(Data excerpts)
· · ·
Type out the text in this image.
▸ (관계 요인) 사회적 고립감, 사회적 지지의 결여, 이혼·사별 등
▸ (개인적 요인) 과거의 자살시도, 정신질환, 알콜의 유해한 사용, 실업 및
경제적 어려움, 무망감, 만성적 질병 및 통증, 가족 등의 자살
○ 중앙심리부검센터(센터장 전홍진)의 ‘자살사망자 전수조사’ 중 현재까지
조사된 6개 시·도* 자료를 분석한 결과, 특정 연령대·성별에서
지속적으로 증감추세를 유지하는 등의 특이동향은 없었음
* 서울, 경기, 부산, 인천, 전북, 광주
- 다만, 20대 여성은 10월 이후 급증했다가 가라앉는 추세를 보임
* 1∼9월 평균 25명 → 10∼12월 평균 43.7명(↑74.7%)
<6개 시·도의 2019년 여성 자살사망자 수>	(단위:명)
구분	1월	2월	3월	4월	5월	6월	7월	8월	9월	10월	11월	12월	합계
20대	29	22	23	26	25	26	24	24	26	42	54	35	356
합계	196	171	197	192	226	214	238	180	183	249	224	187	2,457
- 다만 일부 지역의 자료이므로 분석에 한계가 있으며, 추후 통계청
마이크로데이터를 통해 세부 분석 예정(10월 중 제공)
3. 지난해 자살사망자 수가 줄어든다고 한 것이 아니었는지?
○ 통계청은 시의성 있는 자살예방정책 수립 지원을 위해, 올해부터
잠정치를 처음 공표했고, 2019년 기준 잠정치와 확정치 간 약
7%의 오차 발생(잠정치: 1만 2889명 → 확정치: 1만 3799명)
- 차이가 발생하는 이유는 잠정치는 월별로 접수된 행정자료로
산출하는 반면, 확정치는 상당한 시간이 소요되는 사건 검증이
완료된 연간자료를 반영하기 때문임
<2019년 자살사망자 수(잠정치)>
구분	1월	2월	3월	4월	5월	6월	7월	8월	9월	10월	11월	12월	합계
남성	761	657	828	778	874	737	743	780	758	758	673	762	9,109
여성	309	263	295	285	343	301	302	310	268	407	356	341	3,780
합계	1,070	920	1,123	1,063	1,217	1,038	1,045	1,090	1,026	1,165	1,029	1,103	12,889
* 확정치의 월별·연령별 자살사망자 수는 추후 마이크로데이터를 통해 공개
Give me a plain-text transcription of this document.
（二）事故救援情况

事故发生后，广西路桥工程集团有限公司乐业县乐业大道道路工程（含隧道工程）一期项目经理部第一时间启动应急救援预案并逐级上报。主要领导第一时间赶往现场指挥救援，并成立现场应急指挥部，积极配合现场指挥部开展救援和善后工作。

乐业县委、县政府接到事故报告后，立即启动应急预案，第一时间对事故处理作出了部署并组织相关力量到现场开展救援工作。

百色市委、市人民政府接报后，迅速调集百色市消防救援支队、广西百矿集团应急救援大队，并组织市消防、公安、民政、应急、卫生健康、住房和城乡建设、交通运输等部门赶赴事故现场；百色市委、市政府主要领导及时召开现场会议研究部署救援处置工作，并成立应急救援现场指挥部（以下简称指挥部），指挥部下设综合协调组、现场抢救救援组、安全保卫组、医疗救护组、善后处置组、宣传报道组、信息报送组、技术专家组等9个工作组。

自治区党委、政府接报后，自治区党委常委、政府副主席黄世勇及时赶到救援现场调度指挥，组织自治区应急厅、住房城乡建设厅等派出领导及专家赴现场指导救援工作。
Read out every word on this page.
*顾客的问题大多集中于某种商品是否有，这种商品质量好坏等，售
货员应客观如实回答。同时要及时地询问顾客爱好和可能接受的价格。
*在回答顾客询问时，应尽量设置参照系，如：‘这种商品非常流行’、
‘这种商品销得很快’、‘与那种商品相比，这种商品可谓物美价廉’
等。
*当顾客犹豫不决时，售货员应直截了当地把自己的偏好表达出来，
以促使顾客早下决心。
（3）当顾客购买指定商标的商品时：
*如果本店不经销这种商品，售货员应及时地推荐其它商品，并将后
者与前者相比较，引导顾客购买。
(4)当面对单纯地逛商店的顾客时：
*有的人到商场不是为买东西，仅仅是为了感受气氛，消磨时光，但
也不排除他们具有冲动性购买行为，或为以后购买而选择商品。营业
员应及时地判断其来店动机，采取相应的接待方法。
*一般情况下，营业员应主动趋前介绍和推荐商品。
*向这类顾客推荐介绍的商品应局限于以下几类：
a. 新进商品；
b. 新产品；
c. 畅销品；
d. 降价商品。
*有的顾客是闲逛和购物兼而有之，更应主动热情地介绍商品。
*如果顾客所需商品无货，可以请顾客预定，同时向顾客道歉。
· · ·
## INSTRUCTIONS TO FOLLOW
Print the records once more, exactly as they were given.

## ANSWER FOR THIS EXERCISE
Type out the text in this image.
▸ (관계 요인) 사회적 고립감, 사회적 지지의 결여, 이혼·사별 등
▸ (개인적 요인) 과거의 자살시도, 정신질환, 알콜의 유해한 사용, 실업 및
경제적 어려움, 무망감, 만성적 질병 및 통증, 가족 등의 자살
○ 중앙심리부검센터(센터장 전홍진)의 ‘자살사망자 전수조사’ 중 현재까지
조사된 6개 시·도* 자료를 분석한 결과, 특정 연령대·성별에서
지속적으로 증감추세를 유지하는 등의 특이동향은 없었음
* 서울, 경기, 부산, 인천, 전북, 광주
- 다만, 20대 여성은 10월 이후 급증했다가 가라앉는 추세를 보임
* 1∼9월 평균 25명 → 10∼12월 평균 43.7명(↑74.7%)
<6개 시·도의 2019년 여성 자살사망자 수>	(단위:명)
구분	1월	2월	3월	4월	5월	6월	7월	8월	9월	10월	11월	12월	합계
20대	29	22	23	26	25	26	24	24	26	42	54	35	356
합계	196	171	197	192	226	214	238	180	183	249	224	187	2,457
- 다만 일부 지역의 자료이므로 분석에 한계가 있으며, 추후 통계청
마이크로데이터를 통해 세부 분석 예정(10월 중 제공)
3. 지난해 자살사망자 수가 줄어든다고 한 것이 아니었는지?
○ 통계청은 시의성 있는 자살예방정책 수립 지원을 위해, 올해부터
잠정치를 처음 공표했고, 2019년 기준 잠정치와 확정치 간 약
7%의 오차 발생(잠정치: 1만 2889명 → 확정치: 1만 3799명)
- 차이가 발생하는 이유는 잠정치는 월별로 접수된 행정자료로
산출하는 반면, 확정치는 상당한 시간이 소요되는 사건 검증이
완료된 연간자료를 반영하기 때문임
<2019년 자살사망자 수(잠정치)>
구분	1월	2월	3월	4월	5월	6월	7월	8월	9월	10월	11월	12월	합계
남성	761	657	828	778	874	737	743	780	758	758	673	762	9,109
여성	309	263	295	285	343	301	302	310	268	407	356	341	3,780
합계	1,070	920	1,123	1,063	1,217	1,038	1,045	1,090	1,026	1,165	1,029	1,103	12,889
* 확정치의 월별·연령별 자살사망자 수는 추후 마이크로데이터를 통해 공개
Give me a plain-text transcription of this document.
（二）事故救援情况

事故发生后，广西路桥工程集团有限公司乐业县乐业大道道路工程（含隧道工程）一期项目经理部第一时间启动应急救援预案并逐级上报。主要领导第一时间赶往现场指挥救援，并成立现场应急指挥部，积极配合现场指挥部开展救援和善后工作。

乐业县委、县政府接到事故报告后，立即启动应急预案，第一时间对事故处理作出了部署并组织相关力量到现场开展救援工作。

百色市委、市人民政府接报后，迅速调集百色市消防救援支队、广西百矿集团应急救援大队，并组织市消防、公安、民政、应急、卫生健康、住房和城乡建设、交通运输等部门赶赴事故现场；百色市委、市政府主要领导及时召开现场会议研究部署救援处置工作，并成立应急救援现场指挥部（以下简称指挥部），指挥部下设综合协调组、现场抢救救援组、安全保卫组、医疗救护组、善后处置组、宣传报道组、信息报送组、技术专家组等9个工作组。

自治区党委、政府接报后，自治区党委常委、政府副主席黄世勇及时赶到救援现场调度指挥，组织自治区应急厅、住房城乡建设厅等派出领导及专家赴现场指导救援工作。
Read out every word on this page.
*顾客的问题大多集中于某种商品是否有，这种商品质量好坏等，售
货员应客观如实回答。同时要及时地询问顾客爱好和可能接受的价格。
*在回答顾客询问时，应尽量设置参照系，如：‘这种商品非常流行’、
‘这种商品销得很快’、‘与那种商品相比，这种商品可谓物美价廉’
等。
*当顾客犹豫不决时，售货员应直截了当地把自己的偏好表达出来，
以促使顾客早下决心。
（3）当顾客购买指定商标的商品时：
*如果本店不经销这种商品，售货员应及时地推荐其它商品，并将后
者与前者相比较，引导顾客购买。
(4)当面对单纯地逛商店的顾客时：
*有的人到商场不是为买东西，仅仅是为了感受气氛，消磨时光，但
也不排除他们具有冲动性购买行为，或为以后购买而选择商品。营业
员应及时地判断其来店动机，采取相应的接待方法。
*一般情况下，营业员应主动趋前介绍和推荐商品。
*向这类顾客推荐介绍的商品应局限于以下几类：
a. 新进商品；
b. 新产品；
c. 畅销品；
d. 降价商品。
*有的顾客是闲逛和购物兼而有之，更应主动热情地介绍商品。
*如果顾客所需商品无货，可以请顾客预定，同时向顾客道歉。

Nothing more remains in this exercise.